**REQUIREMENT:** Identify the lines that include the word "小组合作学习的体会", then copy all of them.

(Dataset items)
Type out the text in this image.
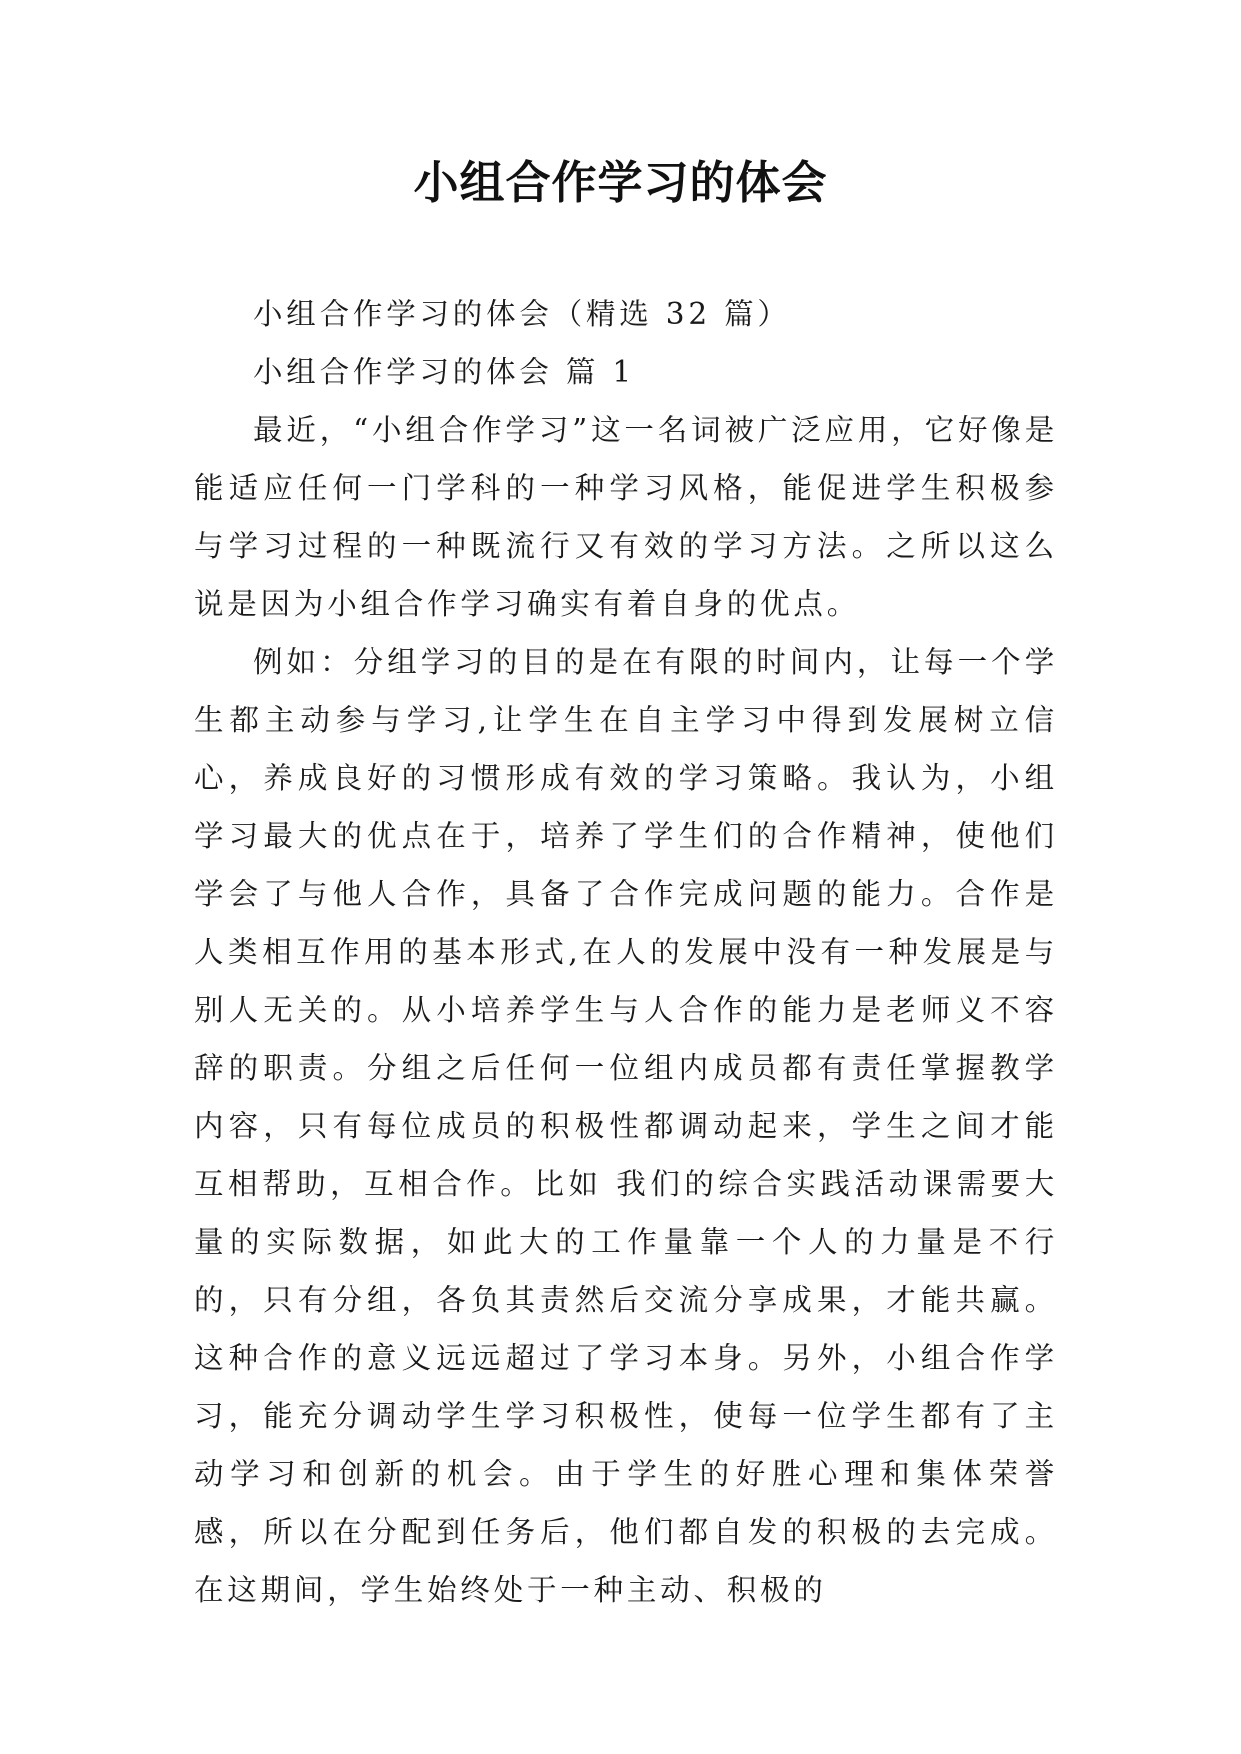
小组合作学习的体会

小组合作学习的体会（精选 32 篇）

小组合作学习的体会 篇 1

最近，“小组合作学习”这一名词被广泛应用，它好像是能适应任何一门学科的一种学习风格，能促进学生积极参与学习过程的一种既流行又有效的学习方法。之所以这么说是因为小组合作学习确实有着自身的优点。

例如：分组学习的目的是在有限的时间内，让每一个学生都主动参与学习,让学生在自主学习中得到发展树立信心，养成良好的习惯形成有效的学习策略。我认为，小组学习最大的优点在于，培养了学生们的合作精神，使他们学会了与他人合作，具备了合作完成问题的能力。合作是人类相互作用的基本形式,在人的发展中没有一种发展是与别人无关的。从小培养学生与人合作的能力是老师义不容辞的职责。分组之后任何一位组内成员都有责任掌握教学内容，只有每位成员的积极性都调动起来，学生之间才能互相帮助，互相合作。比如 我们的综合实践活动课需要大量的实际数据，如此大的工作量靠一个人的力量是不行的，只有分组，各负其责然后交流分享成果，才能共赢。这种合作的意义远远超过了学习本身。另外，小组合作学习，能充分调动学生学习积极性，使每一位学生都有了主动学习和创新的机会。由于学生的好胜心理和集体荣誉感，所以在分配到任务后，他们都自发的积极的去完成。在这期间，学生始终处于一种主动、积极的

**WRITTEN ANSWER:**
小组合作学习的体会
小组合作学习的体会（精选 32 篇）
小组合作学习的体会 篇 1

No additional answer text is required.